Produce an exact copy of all the data below, dropping every image.

-- start of INFORMATION SHOWN --

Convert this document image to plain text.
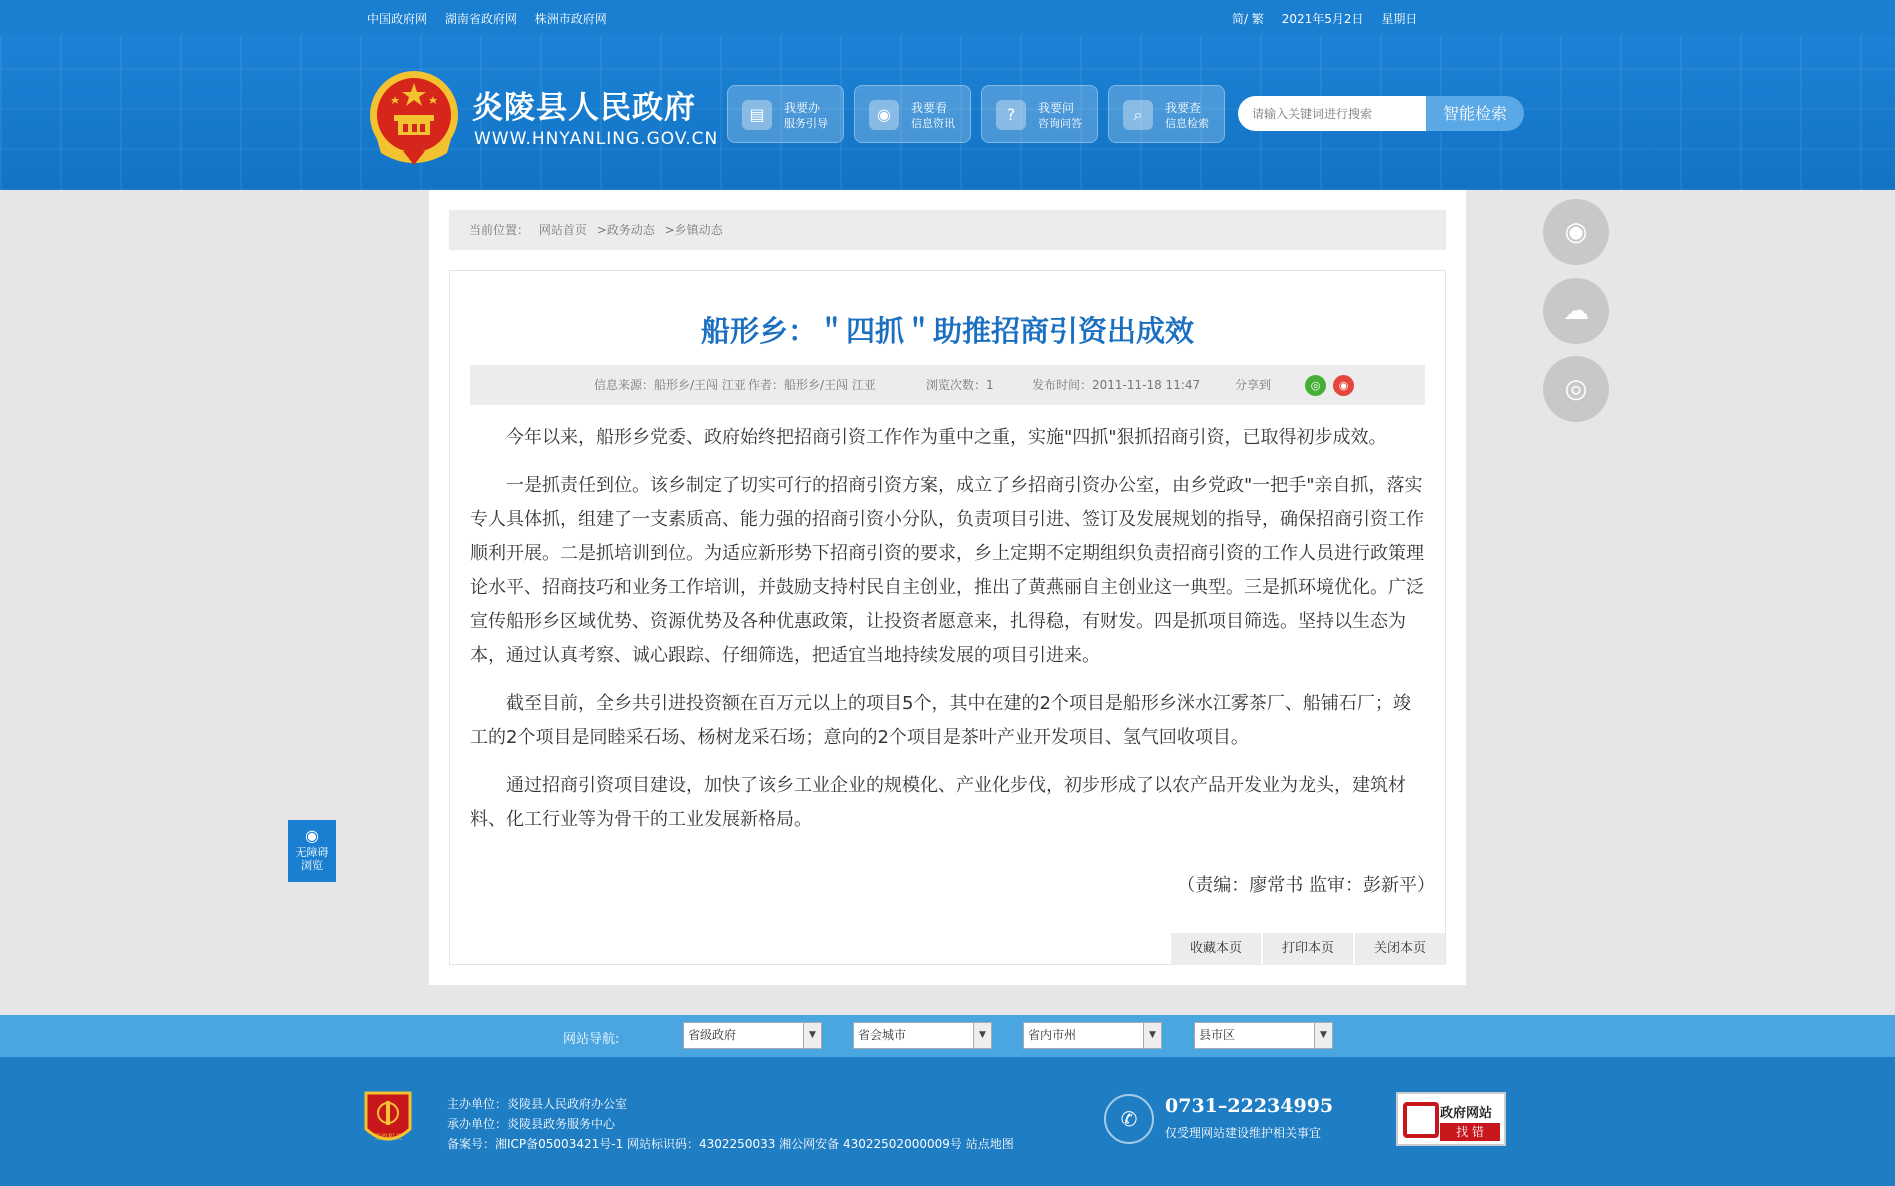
中国政府网 湖南省政府网 株洲市政府网	简/ 繁 2021年5月2日 星期日
炎陵县人民政府
WWW.HNYANLING.GOV.CN
▤	我要办
服务引导	◉	我要看
信息资讯	?	我要问
咨询问答	⌕	我要查
信息检索
请输入关键词进行搜索
智能检索
当前位置： 网站首页 >政务动态 >乡镇动态
船形乡：＂四抓＂助推招商引资出成效
信息来源：船形乡/王闯 江亚 作者：船形乡/王闯 江亚	浏览次数：1	发布时间：2011-11-18 11:47	分享到	◎	◉

今年以来，船形乡党委、政府始终把招商引资工作作为重中之重，实施"四抓"狠抓招商引资，已取得初步成效。

一是抓责任到位。该乡制定了切实可行的招商引资方案，成立了乡招商引资办公室，由乡党政"一把手"亲自抓，落实专人具体抓，组建了一支素质高、能力强的招商引资小分队，负责项目引进、签订及发展规划的指导，确保招商引资工作顺利开展。二是抓培训到位。为适应新形势下招商引资的要求，乡上定期不定期组织负责招商引资的工作人员进行政策理论水平、招商技巧和业务工作培训，并鼓励支持村民自主创业，推出了黄燕丽自主创业这一典型。三是抓环境优化。广泛宣传船形乡区域优势、资源优势及各种优惠政策，让投资者愿意来，扎得稳，有财发。四是抓项目筛选。坚持以生态为本，通过认真考察、诚心跟踪、仔细筛选，把适宜当地持续发展的项目引进来。

截至目前，全乡共引进投资额在百万元以上的项目5个，其中在建的2个项目是船形乡洣水江雾茶厂、船铺石厂；竣工的2个项目是同睦采石场、杨树龙采石场；意向的2个项目是茶叶产业开发项目、氢气回收项目。

通过招商引资项目建设，加快了该乡工业企业的规模化、产业化步伐，初步形成了以农产品开发业为龙头，建筑材料、化工行业等为骨干的工业发展新格局。

（责编：廖常书 监审：彭新平）
收藏本页	打印本页	关闭本页
◉
☁
◎
◉
无障碍
浏览
网站导航:	省级政府	▼	省会城市	▼	省内市州	▼	县市区	▼
党政机关
主办单位：炎陵县人民政府办公室
承办单位：炎陵县政务服务中心
备案号：湘ICP备05003421号-1 网站标识码：4302250033 湘公网安备 43022502000009号 站点地图
✆
0731–22234995
仅受理网站建设维护相关事宜
政府网站
找 错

-- end of INFORMATION SHOWN --

* **EXERCISE SOLUTION**:
Convert this document image to plain text.
中国政府网 湖南省政府网 株洲市政府网	简/ 繁 2021年5月2日 星期日
炎陵县人民政府
WWW.HNYANLING.GOV.CN
▤	我要办
服务引导	◉	我要看
信息资讯	?	我要问
咨询问答	⌕	我要查
信息检索
请输入关键词进行搜索
智能检索
当前位置： 网站首页 >政务动态 >乡镇动态
船形乡：＂四抓＂助推招商引资出成效
信息来源：船形乡/王闯 江亚 作者：船形乡/王闯 江亚	浏览次数：1	发布时间：2011-11-18 11:47	分享到	◎	◉

今年以来，船形乡党委、政府始终把招商引资工作作为重中之重，实施"四抓"狠抓招商引资，已取得初步成效。

一是抓责任到位。该乡制定了切实可行的招商引资方案，成立了乡招商引资办公室，由乡党政"一把手"亲自抓，落实专人具体抓，组建了一支素质高、能力强的招商引资小分队，负责项目引进、签订及发展规划的指导，确保招商引资工作顺利开展。二是抓培训到位。为适应新形势下招商引资的要求，乡上定期不定期组织负责招商引资的工作人员进行政策理论水平、招商技巧和业务工作培训，并鼓励支持村民自主创业，推出了黄燕丽自主创业这一典型。三是抓环境优化。广泛宣传船形乡区域优势、资源优势及各种优惠政策，让投资者愿意来，扎得稳，有财发。四是抓项目筛选。坚持以生态为本，通过认真考察、诚心跟踪、仔细筛选，把适宜当地持续发展的项目引进来。

截至目前，全乡共引进投资额在百万元以上的项目5个，其中在建的2个项目是船形乡洣水江雾茶厂、船铺石厂；竣工的2个项目是同睦采石场、杨树龙采石场；意向的2个项目是茶叶产业开发项目、氢气回收项目。

通过招商引资项目建设，加快了该乡工业企业的规模化、产业化步伐，初步形成了以农产品开发业为龙头，建筑材料、化工行业等为骨干的工业发展新格局。

（责编：廖常书 监审：彭新平）
收藏本页	打印本页	关闭本页
◉
☁
◎
◉
无障碍
浏览
网站导航:	省级政府	▼	省会城市	▼	省内市州	▼	县市区	▼
党政机关
主办单位：炎陵县人民政府办公室
承办单位：炎陵县政务服务中心
备案号：湘ICP备05003421号-1 网站标识码：4302250033 湘公网安备 43022502000009号 站点地图
✆
0731–22234995
仅受理网站建设维护相关事宜
政府网站
找 错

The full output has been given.